▶ **YOUR OBJECTIVE**: Repeat each record exactly as written, and drop any images.

%%

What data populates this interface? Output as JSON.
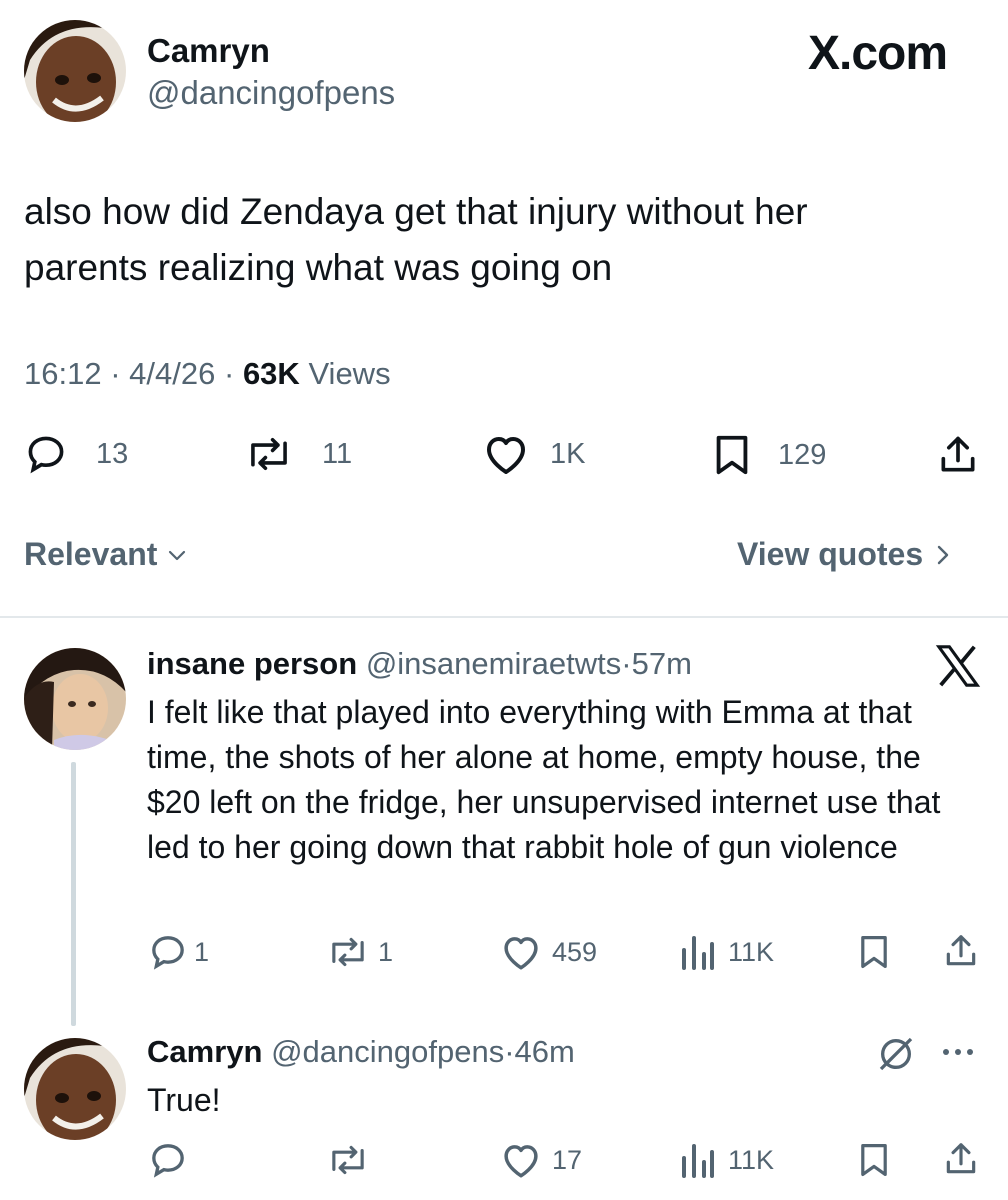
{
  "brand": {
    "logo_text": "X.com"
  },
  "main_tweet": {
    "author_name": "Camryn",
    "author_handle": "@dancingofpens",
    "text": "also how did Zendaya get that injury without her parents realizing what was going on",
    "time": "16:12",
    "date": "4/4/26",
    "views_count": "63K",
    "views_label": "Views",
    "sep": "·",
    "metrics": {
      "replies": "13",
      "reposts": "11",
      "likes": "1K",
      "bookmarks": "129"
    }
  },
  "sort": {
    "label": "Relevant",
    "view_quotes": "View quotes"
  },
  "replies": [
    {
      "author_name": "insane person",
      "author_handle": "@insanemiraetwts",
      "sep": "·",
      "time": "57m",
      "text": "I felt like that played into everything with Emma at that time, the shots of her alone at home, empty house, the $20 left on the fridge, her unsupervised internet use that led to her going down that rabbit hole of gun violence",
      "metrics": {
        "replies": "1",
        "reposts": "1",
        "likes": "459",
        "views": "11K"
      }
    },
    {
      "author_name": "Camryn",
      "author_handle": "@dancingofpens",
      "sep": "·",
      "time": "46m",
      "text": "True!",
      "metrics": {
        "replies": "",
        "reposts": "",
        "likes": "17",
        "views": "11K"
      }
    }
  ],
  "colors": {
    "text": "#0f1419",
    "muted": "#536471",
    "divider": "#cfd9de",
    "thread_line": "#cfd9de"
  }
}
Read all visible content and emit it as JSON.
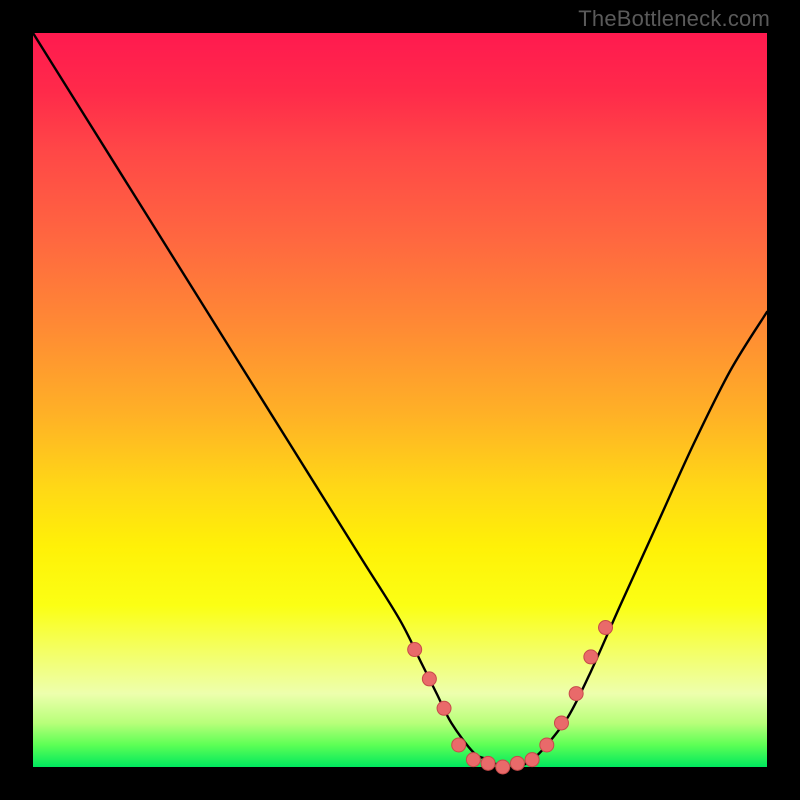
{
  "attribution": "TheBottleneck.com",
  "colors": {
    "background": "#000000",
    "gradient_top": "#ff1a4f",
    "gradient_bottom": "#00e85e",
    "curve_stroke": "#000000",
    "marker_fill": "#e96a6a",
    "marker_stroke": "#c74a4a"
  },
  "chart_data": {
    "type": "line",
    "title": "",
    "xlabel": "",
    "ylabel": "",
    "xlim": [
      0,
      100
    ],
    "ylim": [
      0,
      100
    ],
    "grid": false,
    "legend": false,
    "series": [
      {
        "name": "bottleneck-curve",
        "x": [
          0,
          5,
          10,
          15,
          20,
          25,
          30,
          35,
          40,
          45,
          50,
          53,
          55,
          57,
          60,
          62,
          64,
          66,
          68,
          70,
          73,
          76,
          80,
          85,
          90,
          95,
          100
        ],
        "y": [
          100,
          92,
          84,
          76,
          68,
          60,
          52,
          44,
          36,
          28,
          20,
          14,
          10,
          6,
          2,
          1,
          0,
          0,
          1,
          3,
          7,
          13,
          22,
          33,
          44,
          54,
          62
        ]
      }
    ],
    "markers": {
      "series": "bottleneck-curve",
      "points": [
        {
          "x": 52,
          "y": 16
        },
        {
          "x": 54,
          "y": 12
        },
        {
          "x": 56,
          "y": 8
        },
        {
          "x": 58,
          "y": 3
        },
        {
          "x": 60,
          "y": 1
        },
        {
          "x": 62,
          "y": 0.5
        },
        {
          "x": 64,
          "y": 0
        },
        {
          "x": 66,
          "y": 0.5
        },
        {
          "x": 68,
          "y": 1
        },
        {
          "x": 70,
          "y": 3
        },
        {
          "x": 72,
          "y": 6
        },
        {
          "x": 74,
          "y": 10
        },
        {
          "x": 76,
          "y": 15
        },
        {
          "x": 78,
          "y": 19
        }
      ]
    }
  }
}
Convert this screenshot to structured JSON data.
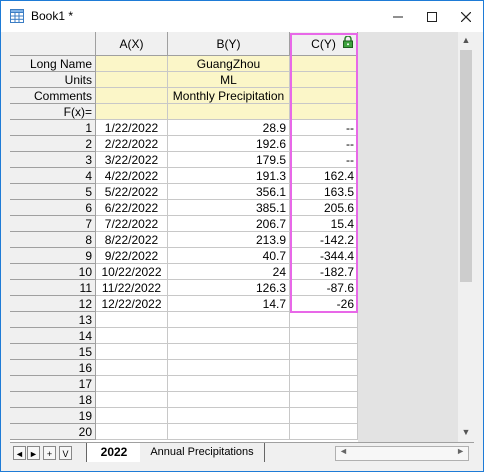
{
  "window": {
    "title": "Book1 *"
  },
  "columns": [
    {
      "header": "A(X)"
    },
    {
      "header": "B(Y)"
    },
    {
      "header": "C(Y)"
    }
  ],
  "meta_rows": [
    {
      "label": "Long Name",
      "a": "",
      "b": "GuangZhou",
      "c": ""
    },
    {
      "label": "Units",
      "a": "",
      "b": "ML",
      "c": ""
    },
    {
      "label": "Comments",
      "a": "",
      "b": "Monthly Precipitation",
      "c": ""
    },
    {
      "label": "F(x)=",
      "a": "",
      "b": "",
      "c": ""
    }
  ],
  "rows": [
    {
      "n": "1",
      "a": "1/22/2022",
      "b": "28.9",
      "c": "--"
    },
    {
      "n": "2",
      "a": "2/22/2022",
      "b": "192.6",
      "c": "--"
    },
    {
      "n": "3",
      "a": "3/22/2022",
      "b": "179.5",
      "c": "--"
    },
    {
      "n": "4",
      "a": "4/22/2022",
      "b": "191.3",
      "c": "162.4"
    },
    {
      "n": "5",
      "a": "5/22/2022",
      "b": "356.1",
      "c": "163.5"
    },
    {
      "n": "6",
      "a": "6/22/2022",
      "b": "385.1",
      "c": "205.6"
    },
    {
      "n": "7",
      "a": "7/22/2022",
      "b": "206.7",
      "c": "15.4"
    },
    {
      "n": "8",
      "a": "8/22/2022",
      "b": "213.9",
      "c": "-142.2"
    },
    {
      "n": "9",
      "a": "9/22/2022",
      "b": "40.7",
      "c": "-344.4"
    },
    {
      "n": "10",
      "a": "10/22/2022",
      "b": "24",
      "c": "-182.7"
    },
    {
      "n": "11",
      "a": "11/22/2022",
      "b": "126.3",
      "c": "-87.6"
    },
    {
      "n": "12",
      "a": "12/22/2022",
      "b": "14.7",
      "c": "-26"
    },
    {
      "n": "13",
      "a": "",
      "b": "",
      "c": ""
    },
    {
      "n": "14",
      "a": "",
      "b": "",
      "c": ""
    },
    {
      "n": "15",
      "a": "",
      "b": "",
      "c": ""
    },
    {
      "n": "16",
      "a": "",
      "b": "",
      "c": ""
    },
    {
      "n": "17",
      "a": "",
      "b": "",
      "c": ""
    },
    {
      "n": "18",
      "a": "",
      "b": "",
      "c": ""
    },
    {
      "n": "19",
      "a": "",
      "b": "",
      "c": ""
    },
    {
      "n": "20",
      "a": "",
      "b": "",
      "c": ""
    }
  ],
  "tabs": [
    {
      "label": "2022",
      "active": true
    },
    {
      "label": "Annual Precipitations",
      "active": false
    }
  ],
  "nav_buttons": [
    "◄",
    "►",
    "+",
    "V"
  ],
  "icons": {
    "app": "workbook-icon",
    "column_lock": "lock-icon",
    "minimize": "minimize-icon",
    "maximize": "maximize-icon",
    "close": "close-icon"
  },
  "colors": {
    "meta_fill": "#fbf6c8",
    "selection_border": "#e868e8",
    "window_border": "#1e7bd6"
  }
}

%%

▶ **EXERCISE ANSWER**:
What data populates this interface? Output as JSON.
{
  "brand": {
    "logo_text": "X.com"
  },
  "main_tweet": {
    "author_name": "Camryn",
    "author_handle": "@dancingofpens",
    "text": "also how did Zendaya get that injury without her parents realizing what was going on",
    "time": "16:12",
    "date": "4/4/26",
    "views_count": "63K",
    "views_label": "Views",
    "sep": "·",
    "metrics": {
      "replies": "13",
      "reposts": "11",
      "likes": "1K",
      "bookmarks": "129"
    }
  },
  "sort": {
    "label": "Relevant",
    "view_quotes": "View quotes"
  },
  "replies": [
    {
      "author_name": "insane person",
      "author_handle": "@insanemiraetwts",
      "sep": "·",
      "time": "57m",
      "text": "I felt like that played into everything with Emma at that time, the shots of her alone at home, empty house, the $20 left on the fridge, her unsupervised internet use that led to her going down that rabbit hole of gun violence",
      "metrics": {
        "replies": "1",
        "reposts": "1",
        "likes": "459",
        "views": "11K"
      }
    },
    {
      "author_name": "Camryn",
      "author_handle": "@dancingofpens",
      "sep": "·",
      "time": "46m",
      "text": "True!",
      "metrics": {
        "replies": "",
        "reposts": "",
        "likes": "17",
        "views": "11K"
      }
    }
  ],
  "colors": {
    "text": "#0f1419",
    "muted": "#536471",
    "divider": "#cfd9de",
    "thread_line": "#cfd9de"
  }
}
Read all visible content and emit it as JSON.
{
  "attribution": "TheBottleneck.com",
  "colors": {
    "background": "#000000",
    "gradient_top": "#ff1a4f",
    "gradient_bottom": "#00e85e",
    "curve_stroke": "#000000",
    "marker_fill": "#e96a6a",
    "marker_stroke": "#c74a4a"
  },
  "chart_data": {
    "type": "line",
    "title": "",
    "xlabel": "",
    "ylabel": "",
    "xlim": [
      0,
      100
    ],
    "ylim": [
      0,
      100
    ],
    "grid": false,
    "legend": false,
    "series": [
      {
        "name": "bottleneck-curve",
        "x": [
          0,
          5,
          10,
          15,
          20,
          25,
          30,
          35,
          40,
          45,
          50,
          53,
          55,
          57,
          60,
          62,
          64,
          66,
          68,
          70,
          73,
          76,
          80,
          85,
          90,
          95,
          100
        ],
        "y": [
          100,
          92,
          84,
          76,
          68,
          60,
          52,
          44,
          36,
          28,
          20,
          14,
          10,
          6,
          2,
          1,
          0,
          0,
          1,
          3,
          7,
          13,
          22,
          33,
          44,
          54,
          62
        ]
      }
    ],
    "markers": {
      "series": "bottleneck-curve",
      "points": [
        {
          "x": 52,
          "y": 16
        },
        {
          "x": 54,
          "y": 12
        },
        {
          "x": 56,
          "y": 8
        },
        {
          "x": 58,
          "y": 3
        },
        {
          "x": 60,
          "y": 1
        },
        {
          "x": 62,
          "y": 0.5
        },
        {
          "x": 64,
          "y": 0
        },
        {
          "x": 66,
          "y": 0.5
        },
        {
          "x": 68,
          "y": 1
        },
        {
          "x": 70,
          "y": 3
        },
        {
          "x": 72,
          "y": 6
        },
        {
          "x": 74,
          "y": 10
        },
        {
          "x": 76,
          "y": 15
        },
        {
          "x": 78,
          "y": 19
        }
      ]
    }
  }
}
Convert this screenshot to structured JSON data.
{
  "window": {
    "title": "Book1 *"
  },
  "columns": [
    {
      "header": "A(X)"
    },
    {
      "header": "B(Y)"
    },
    {
      "header": "C(Y)"
    }
  ],
  "meta_rows": [
    {
      "label": "Long Name",
      "a": "",
      "b": "GuangZhou",
      "c": ""
    },
    {
      "label": "Units",
      "a": "",
      "b": "ML",
      "c": ""
    },
    {
      "label": "Comments",
      "a": "",
      "b": "Monthly Precipitation",
      "c": ""
    },
    {
      "label": "F(x)=",
      "a": "",
      "b": "",
      "c": ""
    }
  ],
  "rows": [
    {
      "n": "1",
      "a": "1/22/2022",
      "b": "28.9",
      "c": "--"
    },
    {
      "n": "2",
      "a": "2/22/2022",
      "b": "192.6",
      "c": "--"
    },
    {
      "n": "3",
      "a": "3/22/2022",
      "b": "179.5",
      "c": "--"
    },
    {
      "n": "4",
      "a": "4/22/2022",
      "b": "191.3",
      "c": "162.4"
    },
    {
      "n": "5",
      "a": "5/22/2022",
      "b": "356.1",
      "c": "163.5"
    },
    {
      "n": "6",
      "a": "6/22/2022",
      "b": "385.1",
      "c": "205.6"
    },
    {
      "n": "7",
      "a": "7/22/2022",
      "b": "206.7",
      "c": "15.4"
    },
    {
      "n": "8",
      "a": "8/22/2022",
      "b": "213.9",
      "c": "-142.2"
    },
    {
      "n": "9",
      "a": "9/22/2022",
      "b": "40.7",
      "c": "-344.4"
    },
    {
      "n": "10",
      "a": "10/22/2022",
      "b": "24",
      "c": "-182.7"
    },
    {
      "n": "11",
      "a": "11/22/2022",
      "b": "126.3",
      "c": "-87.6"
    },
    {
      "n": "12",
      "a": "12/22/2022",
      "b": "14.7",
      "c": "-26"
    },
    {
      "n": "13",
      "a": "",
      "b": "",
      "c": ""
    },
    {
      "n": "14",
      "a": "",
      "b": "",
      "c": ""
    },
    {
      "n": "15",
      "a": "",
      "b": "",
      "c": ""
    },
    {
      "n": "16",
      "a": "",
      "b": "",
      "c": ""
    },
    {
      "n": "17",
      "a": "",
      "b": "",
      "c": ""
    },
    {
      "n": "18",
      "a": "",
      "b": "",
      "c": ""
    },
    {
      "n": "19",
      "a": "",
      "b": "",
      "c": ""
    },
    {
      "n": "20",
      "a": "",
      "b": "",
      "c": ""
    }
  ],
  "tabs": [
    {
      "label": "2022",
      "active": true
    },
    {
      "label": "Annual Precipitations",
      "active": false
    }
  ],
  "nav_buttons": [
    "◄",
    "►",
    "+",
    "V"
  ],
  "icons": {
    "app": "workbook-icon",
    "column_lock": "lock-icon",
    "minimize": "minimize-icon",
    "maximize": "maximize-icon",
    "close": "close-icon"
  },
  "colors": {
    "meta_fill": "#fbf6c8",
    "selection_border": "#e868e8",
    "window_border": "#1e7bd6"
  }
}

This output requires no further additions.